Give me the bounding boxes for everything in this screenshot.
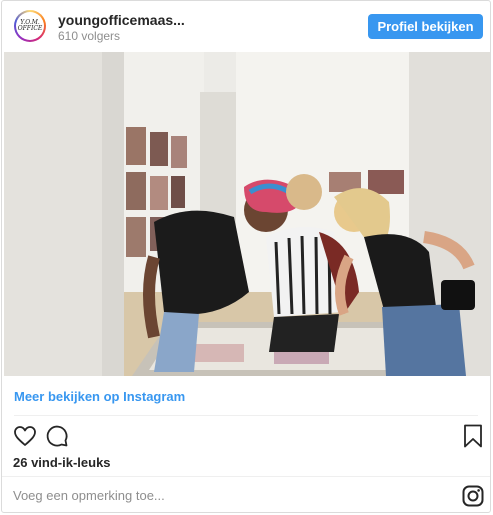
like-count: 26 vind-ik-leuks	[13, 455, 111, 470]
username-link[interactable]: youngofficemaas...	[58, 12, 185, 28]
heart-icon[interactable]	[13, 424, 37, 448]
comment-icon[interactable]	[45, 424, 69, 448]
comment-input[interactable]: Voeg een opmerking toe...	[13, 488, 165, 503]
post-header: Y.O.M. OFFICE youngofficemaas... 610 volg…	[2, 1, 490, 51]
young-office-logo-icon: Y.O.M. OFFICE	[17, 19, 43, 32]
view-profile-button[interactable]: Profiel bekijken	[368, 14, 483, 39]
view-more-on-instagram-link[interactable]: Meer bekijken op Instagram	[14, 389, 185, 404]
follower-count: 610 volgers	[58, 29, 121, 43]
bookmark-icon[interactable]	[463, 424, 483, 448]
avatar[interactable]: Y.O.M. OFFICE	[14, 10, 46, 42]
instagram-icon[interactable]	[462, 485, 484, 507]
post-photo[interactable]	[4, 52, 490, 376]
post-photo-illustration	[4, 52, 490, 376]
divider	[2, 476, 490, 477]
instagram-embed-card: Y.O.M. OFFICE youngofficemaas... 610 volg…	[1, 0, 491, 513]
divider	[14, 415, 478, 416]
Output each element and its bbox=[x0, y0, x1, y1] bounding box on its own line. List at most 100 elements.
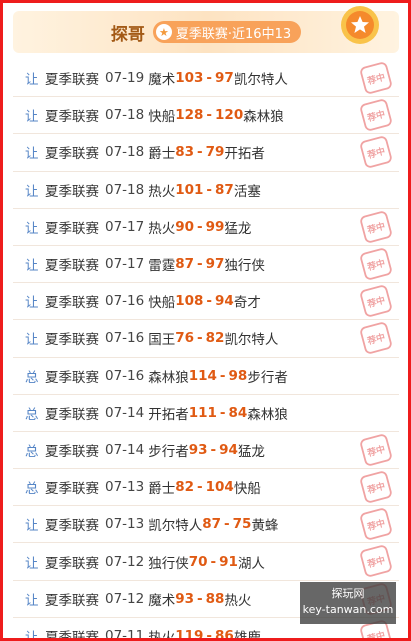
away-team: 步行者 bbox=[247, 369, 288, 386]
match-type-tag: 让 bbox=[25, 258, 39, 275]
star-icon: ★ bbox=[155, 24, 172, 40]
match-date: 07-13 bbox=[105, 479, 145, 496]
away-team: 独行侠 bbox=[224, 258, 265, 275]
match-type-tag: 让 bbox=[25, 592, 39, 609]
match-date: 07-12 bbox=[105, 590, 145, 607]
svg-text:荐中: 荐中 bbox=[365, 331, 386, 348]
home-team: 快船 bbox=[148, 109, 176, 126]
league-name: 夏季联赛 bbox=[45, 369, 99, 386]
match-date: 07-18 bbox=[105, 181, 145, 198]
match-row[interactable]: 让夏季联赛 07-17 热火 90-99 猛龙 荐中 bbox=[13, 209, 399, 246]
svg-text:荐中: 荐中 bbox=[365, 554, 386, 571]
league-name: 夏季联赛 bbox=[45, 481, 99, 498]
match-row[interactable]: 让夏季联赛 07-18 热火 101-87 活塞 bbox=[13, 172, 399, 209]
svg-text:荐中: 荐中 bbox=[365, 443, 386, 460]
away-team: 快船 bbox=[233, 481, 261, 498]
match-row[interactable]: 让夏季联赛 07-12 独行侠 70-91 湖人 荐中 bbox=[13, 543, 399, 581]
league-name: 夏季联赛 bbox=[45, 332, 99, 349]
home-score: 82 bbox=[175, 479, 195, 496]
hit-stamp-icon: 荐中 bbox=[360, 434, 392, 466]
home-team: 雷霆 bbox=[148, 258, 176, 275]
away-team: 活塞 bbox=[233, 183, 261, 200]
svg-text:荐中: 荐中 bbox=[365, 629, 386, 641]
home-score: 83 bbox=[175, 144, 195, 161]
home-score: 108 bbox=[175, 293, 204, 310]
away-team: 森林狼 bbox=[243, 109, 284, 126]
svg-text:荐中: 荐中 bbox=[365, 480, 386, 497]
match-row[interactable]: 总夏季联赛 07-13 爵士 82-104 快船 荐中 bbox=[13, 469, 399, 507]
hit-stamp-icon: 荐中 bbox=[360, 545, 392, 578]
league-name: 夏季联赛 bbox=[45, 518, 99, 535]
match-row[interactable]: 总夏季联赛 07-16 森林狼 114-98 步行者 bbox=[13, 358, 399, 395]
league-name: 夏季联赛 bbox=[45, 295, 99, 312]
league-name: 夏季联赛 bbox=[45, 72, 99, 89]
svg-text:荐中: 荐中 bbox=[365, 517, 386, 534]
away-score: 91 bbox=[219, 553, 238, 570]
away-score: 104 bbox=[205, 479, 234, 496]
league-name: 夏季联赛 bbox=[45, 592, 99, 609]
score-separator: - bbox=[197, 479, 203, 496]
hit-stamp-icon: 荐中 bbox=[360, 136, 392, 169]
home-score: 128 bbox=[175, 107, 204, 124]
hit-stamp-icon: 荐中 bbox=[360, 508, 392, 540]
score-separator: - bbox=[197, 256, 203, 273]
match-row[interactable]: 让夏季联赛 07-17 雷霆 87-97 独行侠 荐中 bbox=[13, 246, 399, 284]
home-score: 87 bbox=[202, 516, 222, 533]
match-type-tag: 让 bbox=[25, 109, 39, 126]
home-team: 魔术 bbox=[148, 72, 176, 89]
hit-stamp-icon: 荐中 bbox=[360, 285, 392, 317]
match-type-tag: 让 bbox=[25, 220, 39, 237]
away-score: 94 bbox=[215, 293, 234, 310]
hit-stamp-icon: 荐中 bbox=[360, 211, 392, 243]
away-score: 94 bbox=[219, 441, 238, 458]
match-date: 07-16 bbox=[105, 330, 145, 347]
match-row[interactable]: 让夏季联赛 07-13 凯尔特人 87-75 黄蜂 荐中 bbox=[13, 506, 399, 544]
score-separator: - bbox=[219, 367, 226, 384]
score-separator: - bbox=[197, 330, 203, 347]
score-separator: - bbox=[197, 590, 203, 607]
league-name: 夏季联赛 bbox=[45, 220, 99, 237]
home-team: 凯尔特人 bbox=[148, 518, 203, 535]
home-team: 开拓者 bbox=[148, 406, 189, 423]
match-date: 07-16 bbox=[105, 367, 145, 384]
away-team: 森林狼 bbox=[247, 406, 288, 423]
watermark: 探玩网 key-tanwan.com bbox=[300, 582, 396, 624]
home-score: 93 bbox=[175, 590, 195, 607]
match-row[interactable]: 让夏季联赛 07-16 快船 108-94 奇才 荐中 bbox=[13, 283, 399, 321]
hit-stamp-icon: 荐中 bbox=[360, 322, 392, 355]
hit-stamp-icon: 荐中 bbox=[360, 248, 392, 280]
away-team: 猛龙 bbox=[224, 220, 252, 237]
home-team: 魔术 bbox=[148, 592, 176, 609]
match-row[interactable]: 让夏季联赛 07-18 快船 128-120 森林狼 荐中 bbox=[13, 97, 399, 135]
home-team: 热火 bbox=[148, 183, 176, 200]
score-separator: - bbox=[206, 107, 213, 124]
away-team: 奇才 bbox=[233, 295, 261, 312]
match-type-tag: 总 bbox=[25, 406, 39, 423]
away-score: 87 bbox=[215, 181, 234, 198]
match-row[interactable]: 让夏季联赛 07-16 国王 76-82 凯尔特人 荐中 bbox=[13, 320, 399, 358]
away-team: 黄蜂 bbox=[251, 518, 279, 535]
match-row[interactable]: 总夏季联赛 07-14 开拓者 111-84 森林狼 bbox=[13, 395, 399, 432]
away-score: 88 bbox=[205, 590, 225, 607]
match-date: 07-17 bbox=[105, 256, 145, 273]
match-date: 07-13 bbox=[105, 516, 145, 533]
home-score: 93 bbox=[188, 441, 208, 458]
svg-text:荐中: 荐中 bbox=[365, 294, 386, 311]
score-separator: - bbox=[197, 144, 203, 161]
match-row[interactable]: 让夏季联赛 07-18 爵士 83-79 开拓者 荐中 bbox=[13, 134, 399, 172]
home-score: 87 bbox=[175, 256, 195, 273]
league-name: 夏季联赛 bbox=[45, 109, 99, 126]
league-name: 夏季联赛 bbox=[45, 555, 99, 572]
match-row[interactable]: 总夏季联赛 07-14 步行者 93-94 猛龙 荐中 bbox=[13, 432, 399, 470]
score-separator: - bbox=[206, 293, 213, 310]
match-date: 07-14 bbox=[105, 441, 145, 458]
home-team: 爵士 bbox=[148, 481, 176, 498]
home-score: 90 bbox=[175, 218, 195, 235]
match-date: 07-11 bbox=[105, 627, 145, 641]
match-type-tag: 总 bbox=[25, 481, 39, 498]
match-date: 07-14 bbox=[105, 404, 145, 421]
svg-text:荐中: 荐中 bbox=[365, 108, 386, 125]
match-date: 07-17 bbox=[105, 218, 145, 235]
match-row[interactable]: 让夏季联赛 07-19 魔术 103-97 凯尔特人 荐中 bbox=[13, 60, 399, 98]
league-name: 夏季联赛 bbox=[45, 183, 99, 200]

**********

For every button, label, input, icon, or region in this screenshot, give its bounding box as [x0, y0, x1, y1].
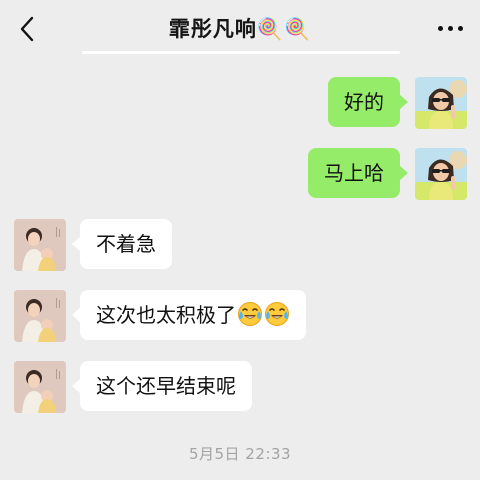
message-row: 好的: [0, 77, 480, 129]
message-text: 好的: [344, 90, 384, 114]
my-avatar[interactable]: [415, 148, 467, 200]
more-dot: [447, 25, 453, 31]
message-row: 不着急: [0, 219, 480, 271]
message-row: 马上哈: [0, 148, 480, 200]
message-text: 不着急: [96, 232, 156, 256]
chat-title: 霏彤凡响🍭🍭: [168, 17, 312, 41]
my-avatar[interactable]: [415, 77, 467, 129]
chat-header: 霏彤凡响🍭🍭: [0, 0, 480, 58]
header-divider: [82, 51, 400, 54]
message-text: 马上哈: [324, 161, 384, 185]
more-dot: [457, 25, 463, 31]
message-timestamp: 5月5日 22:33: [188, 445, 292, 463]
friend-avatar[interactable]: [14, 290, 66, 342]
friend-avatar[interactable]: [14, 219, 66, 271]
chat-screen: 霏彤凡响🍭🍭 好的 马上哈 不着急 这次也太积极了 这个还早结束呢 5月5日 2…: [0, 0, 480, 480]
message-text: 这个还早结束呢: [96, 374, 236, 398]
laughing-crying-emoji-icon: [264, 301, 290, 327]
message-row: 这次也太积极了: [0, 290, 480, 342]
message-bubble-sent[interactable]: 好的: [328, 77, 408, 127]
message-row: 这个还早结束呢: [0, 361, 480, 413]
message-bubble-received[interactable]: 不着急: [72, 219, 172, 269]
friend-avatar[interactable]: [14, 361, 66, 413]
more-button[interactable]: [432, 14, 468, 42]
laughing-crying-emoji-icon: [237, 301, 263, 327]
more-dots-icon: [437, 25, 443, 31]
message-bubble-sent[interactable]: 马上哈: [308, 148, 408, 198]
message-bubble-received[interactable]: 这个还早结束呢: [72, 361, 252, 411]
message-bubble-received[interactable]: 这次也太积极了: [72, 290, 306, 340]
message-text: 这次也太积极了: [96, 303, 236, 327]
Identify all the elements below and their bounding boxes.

**********

WHAT THE TASK ASKS: Copy the lines of the material above verbatim, beginning with the line containing "455, 111, 470]" and ending with the line containing "415, 478, 416]", both included.

EXPECTED OUTPUT:
like-count: 26 vind-ik-leuks	[13, 455, 111, 470]
username-link[interactable]: youngofficemaas...	[58, 12, 185, 28]
heart-icon[interactable]	[13, 424, 37, 448]
comment-icon[interactable]	[45, 424, 69, 448]
comment-input[interactable]: Voeg een opmerking toe...	[13, 488, 165, 503]
post-header: Y.O.M. OFFICE youngofficemaas... 610 volg…	[2, 1, 490, 51]
young-office-logo-icon: Y.O.M. OFFICE	[17, 19, 43, 32]
view-profile-button[interactable]: Profiel bekijken	[368, 14, 483, 39]
view-more-on-instagram-link[interactable]: Meer bekijken op Instagram	[14, 389, 185, 404]
follower-count: 610 volgers	[58, 29, 121, 43]
bookmark-icon[interactable]	[463, 424, 483, 448]
avatar[interactable]: Y.O.M. OFFICE	[14, 10, 46, 42]
instagram-icon[interactable]	[462, 485, 484, 507]
post-photo[interactable]	[4, 52, 490, 376]
post-photo-illustration	[4, 52, 490, 376]
divider	[2, 476, 490, 477]
instagram-embed-card: Y.O.M. OFFICE youngofficemaas... 610 volg…	[1, 0, 491, 513]
divider	[14, 415, 478, 416]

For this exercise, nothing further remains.